» **Source data**:
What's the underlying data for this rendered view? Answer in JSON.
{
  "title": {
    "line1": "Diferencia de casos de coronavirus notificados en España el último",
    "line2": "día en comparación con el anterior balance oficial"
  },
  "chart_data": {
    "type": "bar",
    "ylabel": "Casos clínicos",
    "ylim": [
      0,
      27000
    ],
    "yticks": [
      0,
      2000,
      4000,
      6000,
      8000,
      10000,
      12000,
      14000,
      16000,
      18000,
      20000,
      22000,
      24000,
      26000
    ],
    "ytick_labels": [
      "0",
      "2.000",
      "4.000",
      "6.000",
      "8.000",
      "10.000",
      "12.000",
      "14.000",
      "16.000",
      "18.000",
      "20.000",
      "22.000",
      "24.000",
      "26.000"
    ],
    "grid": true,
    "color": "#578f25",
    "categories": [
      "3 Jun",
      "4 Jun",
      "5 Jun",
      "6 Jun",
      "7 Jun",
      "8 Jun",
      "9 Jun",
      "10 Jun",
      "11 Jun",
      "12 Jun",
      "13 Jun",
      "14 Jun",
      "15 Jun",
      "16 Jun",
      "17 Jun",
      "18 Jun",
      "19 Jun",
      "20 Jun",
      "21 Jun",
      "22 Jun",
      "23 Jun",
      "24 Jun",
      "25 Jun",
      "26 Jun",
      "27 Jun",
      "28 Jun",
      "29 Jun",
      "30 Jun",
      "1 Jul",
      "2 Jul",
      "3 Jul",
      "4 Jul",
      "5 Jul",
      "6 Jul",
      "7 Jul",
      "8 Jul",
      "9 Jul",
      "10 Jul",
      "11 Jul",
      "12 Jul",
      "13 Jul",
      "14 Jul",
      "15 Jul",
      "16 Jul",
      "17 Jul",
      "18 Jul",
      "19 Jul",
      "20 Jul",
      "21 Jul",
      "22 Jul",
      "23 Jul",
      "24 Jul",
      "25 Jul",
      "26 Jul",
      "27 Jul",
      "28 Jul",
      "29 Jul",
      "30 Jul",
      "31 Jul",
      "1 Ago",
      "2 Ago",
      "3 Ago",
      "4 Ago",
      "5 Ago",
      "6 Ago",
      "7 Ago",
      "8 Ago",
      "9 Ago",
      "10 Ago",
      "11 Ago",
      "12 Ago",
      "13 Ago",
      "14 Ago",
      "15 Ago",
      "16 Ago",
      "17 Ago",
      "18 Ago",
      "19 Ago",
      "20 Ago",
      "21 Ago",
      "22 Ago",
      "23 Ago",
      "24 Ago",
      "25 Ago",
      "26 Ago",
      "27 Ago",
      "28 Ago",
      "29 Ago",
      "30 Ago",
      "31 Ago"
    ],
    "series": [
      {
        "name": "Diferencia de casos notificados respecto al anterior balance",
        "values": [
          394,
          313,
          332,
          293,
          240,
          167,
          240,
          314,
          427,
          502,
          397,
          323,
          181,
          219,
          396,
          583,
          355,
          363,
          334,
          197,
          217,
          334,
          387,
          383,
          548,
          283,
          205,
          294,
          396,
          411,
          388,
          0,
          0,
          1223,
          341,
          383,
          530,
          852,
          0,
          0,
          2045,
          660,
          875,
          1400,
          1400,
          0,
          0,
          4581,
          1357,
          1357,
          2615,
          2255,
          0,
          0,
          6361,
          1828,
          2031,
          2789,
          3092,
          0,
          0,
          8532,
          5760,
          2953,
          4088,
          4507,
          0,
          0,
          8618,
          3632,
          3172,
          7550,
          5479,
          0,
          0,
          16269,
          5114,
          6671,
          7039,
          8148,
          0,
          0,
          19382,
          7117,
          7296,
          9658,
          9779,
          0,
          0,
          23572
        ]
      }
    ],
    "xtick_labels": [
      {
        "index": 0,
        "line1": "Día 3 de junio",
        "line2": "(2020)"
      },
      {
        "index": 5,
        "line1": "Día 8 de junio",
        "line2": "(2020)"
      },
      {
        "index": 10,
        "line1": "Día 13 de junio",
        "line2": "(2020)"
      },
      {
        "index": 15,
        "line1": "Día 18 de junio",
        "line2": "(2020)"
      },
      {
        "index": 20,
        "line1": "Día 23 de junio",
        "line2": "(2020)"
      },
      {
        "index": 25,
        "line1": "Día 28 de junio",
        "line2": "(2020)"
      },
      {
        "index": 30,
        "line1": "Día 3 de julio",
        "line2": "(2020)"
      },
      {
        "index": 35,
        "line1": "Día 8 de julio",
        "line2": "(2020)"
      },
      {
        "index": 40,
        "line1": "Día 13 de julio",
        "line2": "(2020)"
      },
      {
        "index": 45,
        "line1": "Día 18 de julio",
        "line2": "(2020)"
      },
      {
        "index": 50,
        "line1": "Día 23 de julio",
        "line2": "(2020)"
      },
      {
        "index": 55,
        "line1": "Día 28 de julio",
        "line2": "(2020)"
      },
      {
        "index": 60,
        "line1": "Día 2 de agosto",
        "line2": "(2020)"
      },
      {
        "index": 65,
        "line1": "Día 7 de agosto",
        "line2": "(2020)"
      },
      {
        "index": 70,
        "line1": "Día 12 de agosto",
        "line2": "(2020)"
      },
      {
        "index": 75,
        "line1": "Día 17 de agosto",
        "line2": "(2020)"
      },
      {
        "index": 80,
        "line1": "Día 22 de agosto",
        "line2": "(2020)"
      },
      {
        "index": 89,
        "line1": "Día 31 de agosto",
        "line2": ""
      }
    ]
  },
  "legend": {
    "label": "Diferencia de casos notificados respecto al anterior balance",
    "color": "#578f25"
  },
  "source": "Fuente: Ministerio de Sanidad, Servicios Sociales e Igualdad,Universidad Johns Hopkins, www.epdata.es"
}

» **Exercise**:
Lines with the word "balance": copy each one from the data above.

» **Output of the task**:
    "line2": "día en comparación con el anterior balance oficial"
        "name": "Diferencia de casos notificados respecto al anterior balance",
    "label": "Diferencia de casos notificados respecto al anterior balance",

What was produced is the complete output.